:: WRITTEN INSTRUCTION ::
Write out all the records below again, word for word, but leave out the pictures.

══════════════════════════════

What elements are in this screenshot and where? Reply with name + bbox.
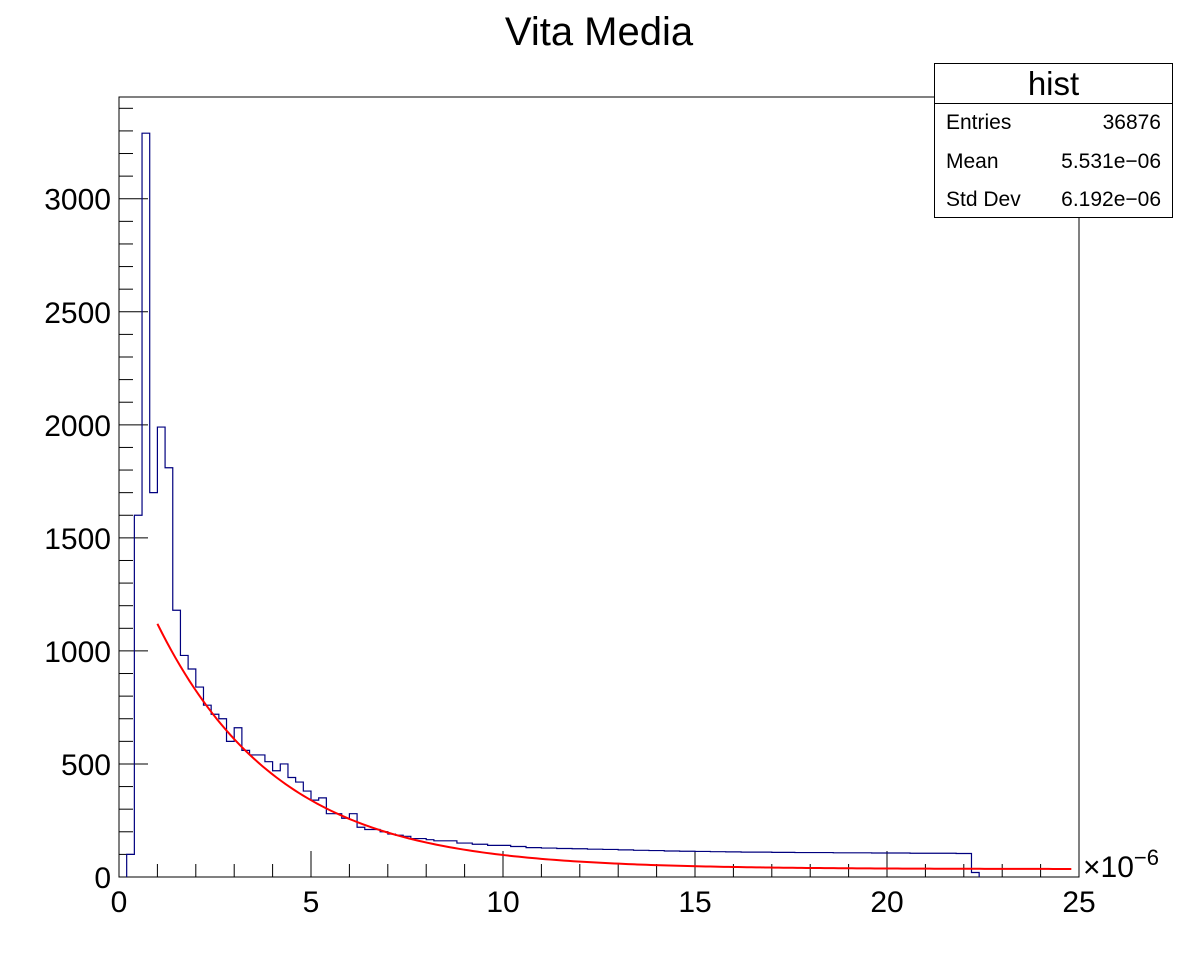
stats-label: Std Dev — [946, 188, 1021, 211]
histogram-series — [126, 132, 980, 877]
stats-box: hist Entries 36876 Mean 5.531e−06 Std De… — [934, 63, 1173, 218]
stats-value: 36876 — [1102, 111, 1161, 134]
stats-row-entries: Entries 36876 — [935, 104, 1172, 143]
stats-row-stddev: Std Dev 6.192e−06 — [935, 181, 1172, 220]
x-tick-label: 15 — [678, 886, 711, 919]
stats-row-mean: Mean 5.531e−06 — [935, 143, 1172, 182]
chart-title: Vita Media — [504, 10, 694, 54]
y-tick-label: 3000 — [44, 184, 111, 217]
y-tick-label: 500 — [61, 749, 111, 782]
stats-label: Entries — [946, 111, 1012, 134]
x-tick-label: 5 — [303, 886, 320, 919]
y-tick-label: 2000 — [44, 410, 111, 443]
y-tick-label: 1500 — [44, 523, 111, 556]
x-tick-label: 25 — [1062, 886, 1095, 919]
stats-box-title: hist — [935, 64, 1172, 104]
stats-value: 6.192e−06 — [1061, 188, 1161, 211]
y-tick-labels: 0 500 1000 1500 2000 2500 3000 — [44, 184, 111, 895]
x-tick-label: 0 — [111, 886, 128, 919]
fit-curve — [156, 623, 1072, 870]
y-tick-label: 0 — [94, 862, 111, 895]
plot-frame — [118, 96, 1080, 878]
stats-value: 5.531e−06 — [1061, 149, 1161, 173]
x-tick-label: 20 — [870, 886, 903, 919]
x-tick-label: 10 — [486, 886, 519, 919]
y-tick-label: 2500 — [44, 297, 111, 330]
x-axis-multiplier: ×10−6 — [1083, 845, 1159, 884]
x-tick-labels: 0 5 10 15 20 25 — [111, 886, 1096, 919]
y-tick-label: 1000 — [44, 636, 111, 669]
stats-label: Mean — [946, 149, 999, 173]
axis-ticks — [118, 107, 1080, 878]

══════════════════════════════

:: SOLUTION FOR THIS PROBLEM ::
What elements are in this screenshot and where? Reply with name + bbox.
stats-label: Std Dev — [946, 188, 1021, 211]
histogram-series — [126, 132, 980, 877]
stats-box: hist Entries 36876 Mean 5.531e−06 Std De… — [934, 63, 1173, 218]
stats-value: 36876 — [1102, 111, 1161, 134]
stats-row-entries: Entries 36876 — [935, 104, 1172, 143]
stats-row-stddev: Std Dev 6.192e−06 — [935, 181, 1172, 220]
x-tick-label: 15 — [678, 886, 711, 919]
stats-row-mean: Mean 5.531e−06 — [935, 143, 1172, 182]
chart-title: Vita Media — [504, 10, 694, 54]
y-tick-label: 3000 — [44, 184, 111, 217]
y-tick-label: 500 — [61, 749, 111, 782]
stats-label: Entries — [946, 111, 1012, 134]
x-tick-label: 5 — [303, 886, 320, 919]
y-tick-label: 2000 — [44, 410, 111, 443]
y-tick-label: 1500 — [44, 523, 111, 556]
x-tick-label: 25 — [1062, 886, 1095, 919]
stats-box-title: hist — [935, 64, 1172, 104]
stats-value: 6.192e−06 — [1061, 188, 1161, 211]
y-tick-labels: 0 500 1000 1500 2000 2500 3000 — [44, 184, 111, 895]
x-tick-label: 0 — [111, 886, 128, 919]
fit-curve — [156, 623, 1072, 870]
y-tick-label: 0 — [94, 862, 111, 895]
plot-frame — [118, 96, 1080, 878]
stats-value: 5.531e−06 — [1061, 149, 1161, 173]
x-tick-label: 20 — [870, 886, 903, 919]
x-tick-label: 10 — [486, 886, 519, 919]
y-tick-label: 2500 — [44, 297, 111, 330]
x-axis-multiplier: ×10−6 — [1083, 845, 1159, 884]
x-tick-labels: 0 5 10 15 20 25 — [111, 886, 1096, 919]
y-tick-label: 1000 — [44, 636, 111, 669]
stats-label: Mean — [946, 149, 999, 173]
axis-ticks — [118, 107, 1080, 878]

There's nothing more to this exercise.